# GIVEN INFORMATION start

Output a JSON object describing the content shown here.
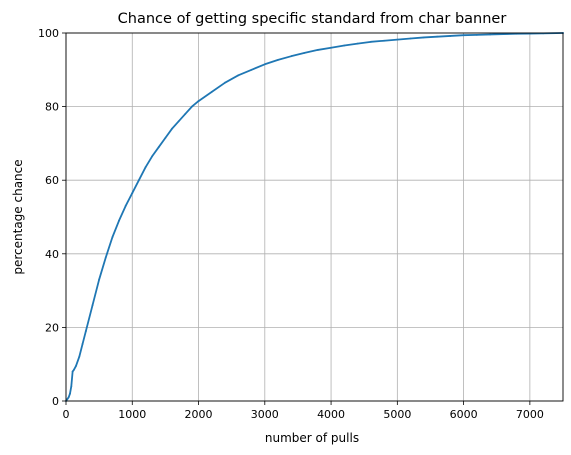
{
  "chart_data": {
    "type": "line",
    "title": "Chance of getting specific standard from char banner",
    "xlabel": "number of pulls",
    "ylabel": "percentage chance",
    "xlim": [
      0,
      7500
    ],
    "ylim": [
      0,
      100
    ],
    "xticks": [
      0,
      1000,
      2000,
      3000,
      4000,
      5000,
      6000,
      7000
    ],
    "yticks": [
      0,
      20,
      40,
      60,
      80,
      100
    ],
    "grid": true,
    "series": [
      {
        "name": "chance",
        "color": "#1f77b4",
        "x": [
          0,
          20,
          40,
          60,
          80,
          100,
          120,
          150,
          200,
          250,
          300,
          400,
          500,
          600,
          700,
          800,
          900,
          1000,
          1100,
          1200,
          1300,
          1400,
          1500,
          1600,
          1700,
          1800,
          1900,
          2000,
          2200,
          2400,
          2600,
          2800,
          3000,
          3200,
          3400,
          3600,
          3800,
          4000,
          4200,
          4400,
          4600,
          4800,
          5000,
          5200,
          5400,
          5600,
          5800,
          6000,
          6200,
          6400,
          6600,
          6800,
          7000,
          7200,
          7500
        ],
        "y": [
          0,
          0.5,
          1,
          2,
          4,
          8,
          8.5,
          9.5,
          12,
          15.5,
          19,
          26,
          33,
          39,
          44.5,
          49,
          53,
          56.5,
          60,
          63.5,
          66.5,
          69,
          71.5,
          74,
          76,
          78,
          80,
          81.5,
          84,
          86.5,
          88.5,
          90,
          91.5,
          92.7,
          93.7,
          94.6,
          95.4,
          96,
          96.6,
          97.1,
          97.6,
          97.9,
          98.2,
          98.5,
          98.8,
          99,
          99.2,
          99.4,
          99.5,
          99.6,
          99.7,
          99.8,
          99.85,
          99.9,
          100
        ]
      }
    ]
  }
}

# GIVEN INFORMATION end

### TASK DIRECTIONS
Without including any pictures, please restate all the records exactly.

### ANSWER TO THIS EXERCISE
Output a JSON object describing the content shown here.
{
  "chart_data": {
    "type": "line",
    "title": "Chance of getting specific standard from char banner",
    "xlabel": "number of pulls",
    "ylabel": "percentage chance",
    "xlim": [
      0,
      7500
    ],
    "ylim": [
      0,
      100
    ],
    "xticks": [
      0,
      1000,
      2000,
      3000,
      4000,
      5000,
      6000,
      7000
    ],
    "yticks": [
      0,
      20,
      40,
      60,
      80,
      100
    ],
    "grid": true,
    "series": [
      {
        "name": "chance",
        "color": "#1f77b4",
        "x": [
          0,
          20,
          40,
          60,
          80,
          100,
          120,
          150,
          200,
          250,
          300,
          400,
          500,
          600,
          700,
          800,
          900,
          1000,
          1100,
          1200,
          1300,
          1400,
          1500,
          1600,
          1700,
          1800,
          1900,
          2000,
          2200,
          2400,
          2600,
          2800,
          3000,
          3200,
          3400,
          3600,
          3800,
          4000,
          4200,
          4400,
          4600,
          4800,
          5000,
          5200,
          5400,
          5600,
          5800,
          6000,
          6200,
          6400,
          6600,
          6800,
          7000,
          7200,
          7500
        ],
        "y": [
          0,
          0.5,
          1,
          2,
          4,
          8,
          8.5,
          9.5,
          12,
          15.5,
          19,
          26,
          33,
          39,
          44.5,
          49,
          53,
          56.5,
          60,
          63.5,
          66.5,
          69,
          71.5,
          74,
          76,
          78,
          80,
          81.5,
          84,
          86.5,
          88.5,
          90,
          91.5,
          92.7,
          93.7,
          94.6,
          95.4,
          96,
          96.6,
          97.1,
          97.6,
          97.9,
          98.2,
          98.5,
          98.8,
          99,
          99.2,
          99.4,
          99.5,
          99.6,
          99.7,
          99.8,
          99.85,
          99.9,
          100
        ]
      }
    ]
  }
}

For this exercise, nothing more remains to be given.